YOUR GOAL: Scan the entries below. List each line with "Fondlarning".

GIVEN RECORDS:
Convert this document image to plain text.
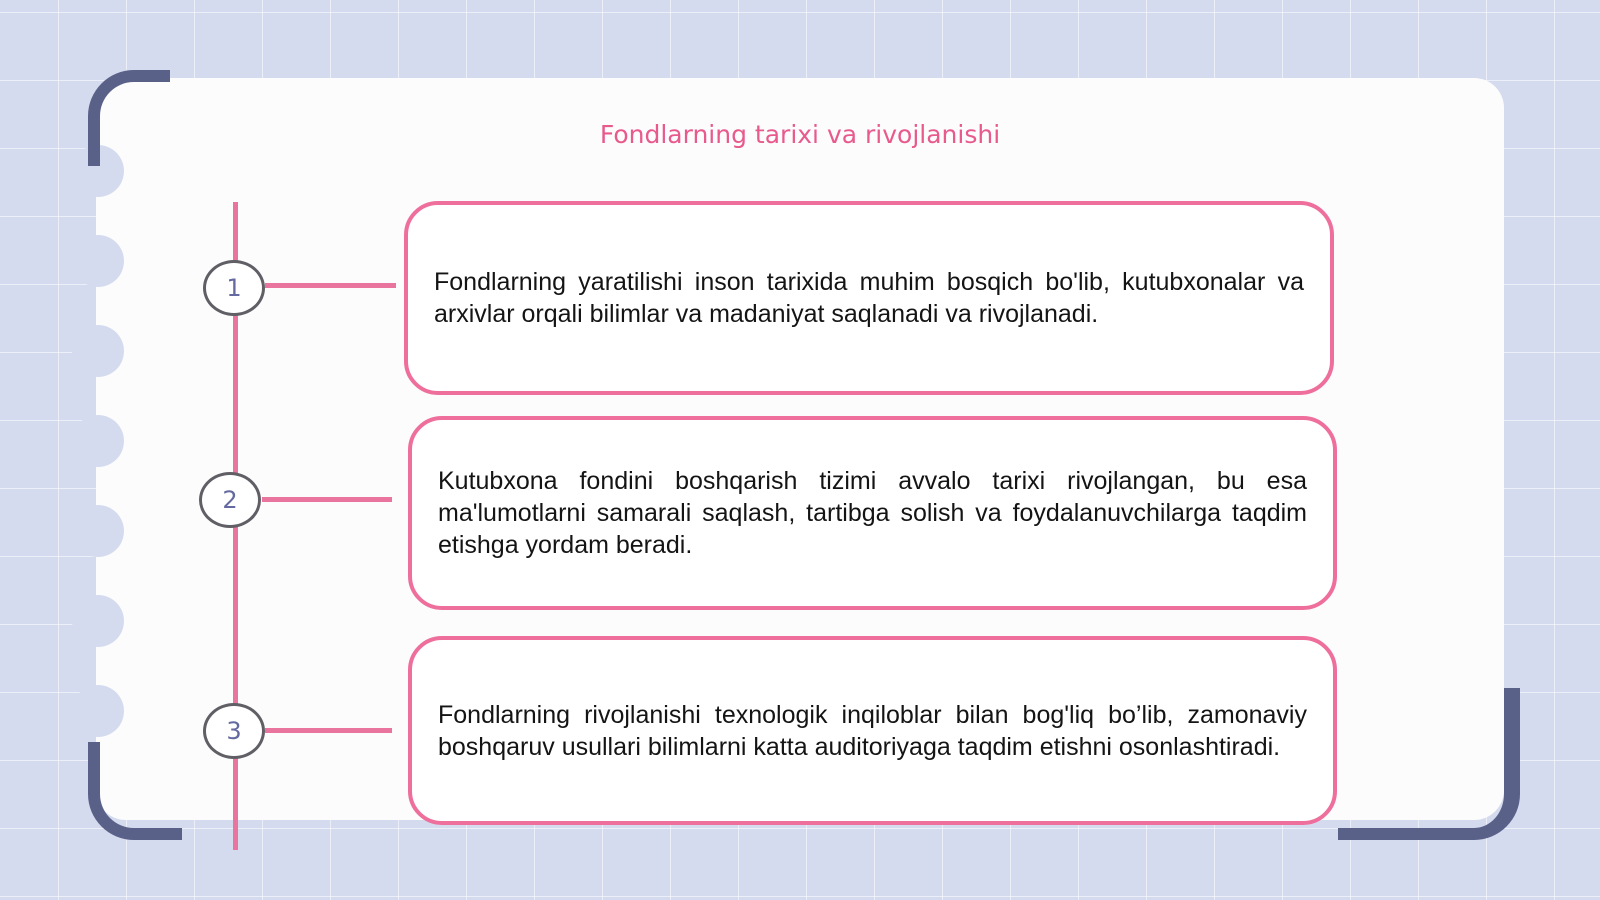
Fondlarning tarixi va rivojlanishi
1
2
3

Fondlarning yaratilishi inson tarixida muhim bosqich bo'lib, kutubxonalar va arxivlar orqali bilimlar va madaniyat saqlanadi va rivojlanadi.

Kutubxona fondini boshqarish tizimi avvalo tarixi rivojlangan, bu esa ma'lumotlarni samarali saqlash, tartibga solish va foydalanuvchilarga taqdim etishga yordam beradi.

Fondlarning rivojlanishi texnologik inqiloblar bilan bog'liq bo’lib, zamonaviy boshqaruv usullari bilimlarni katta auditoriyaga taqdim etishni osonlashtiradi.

--

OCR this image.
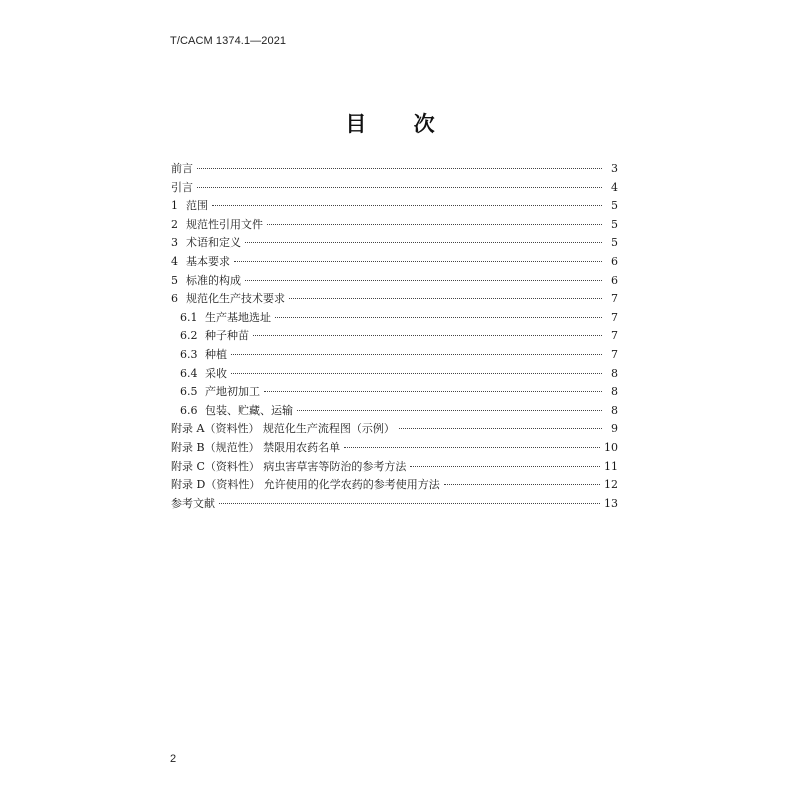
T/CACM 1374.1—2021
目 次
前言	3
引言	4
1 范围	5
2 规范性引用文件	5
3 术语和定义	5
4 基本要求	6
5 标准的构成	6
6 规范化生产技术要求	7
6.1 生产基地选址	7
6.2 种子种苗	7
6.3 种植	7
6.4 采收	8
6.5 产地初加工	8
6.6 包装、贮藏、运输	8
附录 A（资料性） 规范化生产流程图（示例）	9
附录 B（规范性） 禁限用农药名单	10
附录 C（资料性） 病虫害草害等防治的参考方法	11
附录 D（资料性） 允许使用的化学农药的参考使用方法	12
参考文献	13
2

--

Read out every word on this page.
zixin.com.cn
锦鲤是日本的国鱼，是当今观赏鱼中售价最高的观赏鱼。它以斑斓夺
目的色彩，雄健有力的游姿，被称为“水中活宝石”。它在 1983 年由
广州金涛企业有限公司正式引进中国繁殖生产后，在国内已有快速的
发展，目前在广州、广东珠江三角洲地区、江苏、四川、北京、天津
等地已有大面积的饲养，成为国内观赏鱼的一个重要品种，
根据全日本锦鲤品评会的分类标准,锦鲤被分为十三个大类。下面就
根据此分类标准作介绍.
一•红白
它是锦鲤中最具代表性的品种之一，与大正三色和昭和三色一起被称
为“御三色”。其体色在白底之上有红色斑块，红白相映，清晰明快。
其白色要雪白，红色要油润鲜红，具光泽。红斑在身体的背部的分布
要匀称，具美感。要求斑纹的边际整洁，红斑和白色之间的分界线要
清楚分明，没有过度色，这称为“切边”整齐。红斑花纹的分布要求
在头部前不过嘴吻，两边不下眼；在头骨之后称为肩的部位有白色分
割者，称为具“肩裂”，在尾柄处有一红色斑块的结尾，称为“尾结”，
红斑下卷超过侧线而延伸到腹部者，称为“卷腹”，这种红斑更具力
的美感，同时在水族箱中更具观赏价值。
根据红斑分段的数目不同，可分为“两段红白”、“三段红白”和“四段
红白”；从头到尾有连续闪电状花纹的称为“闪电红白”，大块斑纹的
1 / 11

CORRECT RESULT:
Fondlarning tarixi va rivojlanishi
Fondlarning yaratilishi inson tarixida muhim bosqich bo'lib, kutubxonalar va arxivlar orqali bilimlar va madaniyat saqlanadi va rivojlanadi.
Fondlarning rivojlanishi texnologik inqiloblar bilan bog'liq bo’lib, zamonaviy boshqaruv usullari bilimlarni katta auditoriyaga taqdim etishni osonlashtiradi.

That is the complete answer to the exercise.